━━━━━ Data rows

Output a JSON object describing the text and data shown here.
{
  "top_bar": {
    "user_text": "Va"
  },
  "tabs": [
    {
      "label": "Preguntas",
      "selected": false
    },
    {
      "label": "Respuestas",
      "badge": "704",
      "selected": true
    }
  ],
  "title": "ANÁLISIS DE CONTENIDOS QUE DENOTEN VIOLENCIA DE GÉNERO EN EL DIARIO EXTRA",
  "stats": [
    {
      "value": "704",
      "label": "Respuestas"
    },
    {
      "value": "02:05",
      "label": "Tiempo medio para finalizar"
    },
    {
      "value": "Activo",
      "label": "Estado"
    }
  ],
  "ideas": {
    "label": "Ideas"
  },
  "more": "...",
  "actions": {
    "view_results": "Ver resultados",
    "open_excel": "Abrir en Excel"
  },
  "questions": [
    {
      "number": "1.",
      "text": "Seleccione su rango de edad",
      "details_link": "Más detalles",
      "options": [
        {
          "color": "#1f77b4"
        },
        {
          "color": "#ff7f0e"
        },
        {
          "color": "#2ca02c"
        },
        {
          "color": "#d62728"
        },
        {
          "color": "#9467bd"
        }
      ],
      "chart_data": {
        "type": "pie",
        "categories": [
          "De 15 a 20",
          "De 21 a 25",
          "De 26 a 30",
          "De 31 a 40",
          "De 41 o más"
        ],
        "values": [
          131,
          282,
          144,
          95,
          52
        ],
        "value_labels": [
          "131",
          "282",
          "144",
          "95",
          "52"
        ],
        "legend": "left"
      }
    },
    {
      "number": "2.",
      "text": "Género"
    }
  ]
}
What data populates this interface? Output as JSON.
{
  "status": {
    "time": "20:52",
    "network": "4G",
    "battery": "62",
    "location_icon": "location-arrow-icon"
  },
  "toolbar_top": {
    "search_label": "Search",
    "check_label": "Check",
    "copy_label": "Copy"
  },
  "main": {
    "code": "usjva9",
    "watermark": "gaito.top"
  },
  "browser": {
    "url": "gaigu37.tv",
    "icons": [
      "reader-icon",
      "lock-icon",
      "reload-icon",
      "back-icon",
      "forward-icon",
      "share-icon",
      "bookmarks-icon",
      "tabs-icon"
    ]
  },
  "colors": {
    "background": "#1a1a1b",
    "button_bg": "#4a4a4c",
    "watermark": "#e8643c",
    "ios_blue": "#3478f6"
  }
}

━━━━━━━━━━

Write down the full listing again, exactly.

Output a JSON object describing the text and data shown here.
{
  "top_bar": {
    "user_text": "Va"
  },
  "tabs": [
    {
      "label": "Preguntas",
      "selected": false
    },
    {
      "label": "Respuestas",
      "badge": "704",
      "selected": true
    }
  ],
  "title": "ANÁLISIS DE CONTENIDOS QUE DENOTEN VIOLENCIA DE GÉNERO EN EL DIARIO EXTRA",
  "stats": [
    {
      "value": "704",
      "label": "Respuestas"
    },
    {
      "value": "02:05",
      "label": "Tiempo medio para finalizar"
    },
    {
      "value": "Activo",
      "label": "Estado"
    }
  ],
  "ideas": {
    "label": "Ideas"
  },
  "more": "...",
  "actions": {
    "view_results": "Ver resultados",
    "open_excel": "Abrir en Excel"
  },
  "questions": [
    {
      "number": "1.",
      "text": "Seleccione su rango de edad",
      "details_link": "Más detalles",
      "options": [
        {
          "color": "#1f77b4"
        },
        {
          "color": "#ff7f0e"
        },
        {
          "color": "#2ca02c"
        },
        {
          "color": "#d62728"
        },
        {
          "color": "#9467bd"
        }
      ],
      "chart_data": {
        "type": "pie",
        "categories": [
          "De 15 a 20",
          "De 21 a 25",
          "De 26 a 30",
          "De 31 a 40",
          "De 41 o más"
        ],
        "values": [
          131,
          282,
          144,
          95,
          52
        ],
        "value_labels": [
          "131",
          "282",
          "144",
          "95",
          "52"
        ],
        "legend": "left"
      }
    },
    {
      "number": "2.",
      "text": "Género"
    }
  ]
}
What data populates this interface? Output as JSON.
{
  "status": {
    "time": "20:52",
    "network": "4G",
    "battery": "62",
    "location_icon": "location-arrow-icon"
  },
  "toolbar_top": {
    "search_label": "Search",
    "check_label": "Check",
    "copy_label": "Copy"
  },
  "main": {
    "code": "usjva9",
    "watermark": "gaito.top"
  },
  "browser": {
    "url": "gaigu37.tv",
    "icons": [
      "reader-icon",
      "lock-icon",
      "reload-icon",
      "back-icon",
      "forward-icon",
      "share-icon",
      "bookmarks-icon",
      "tabs-icon"
    ]
  },
  "colors": {
    "background": "#1a1a1b",
    "button_bg": "#4a4a4c",
    "watermark": "#e8643c",
    "ios_blue": "#3478f6"
  }
}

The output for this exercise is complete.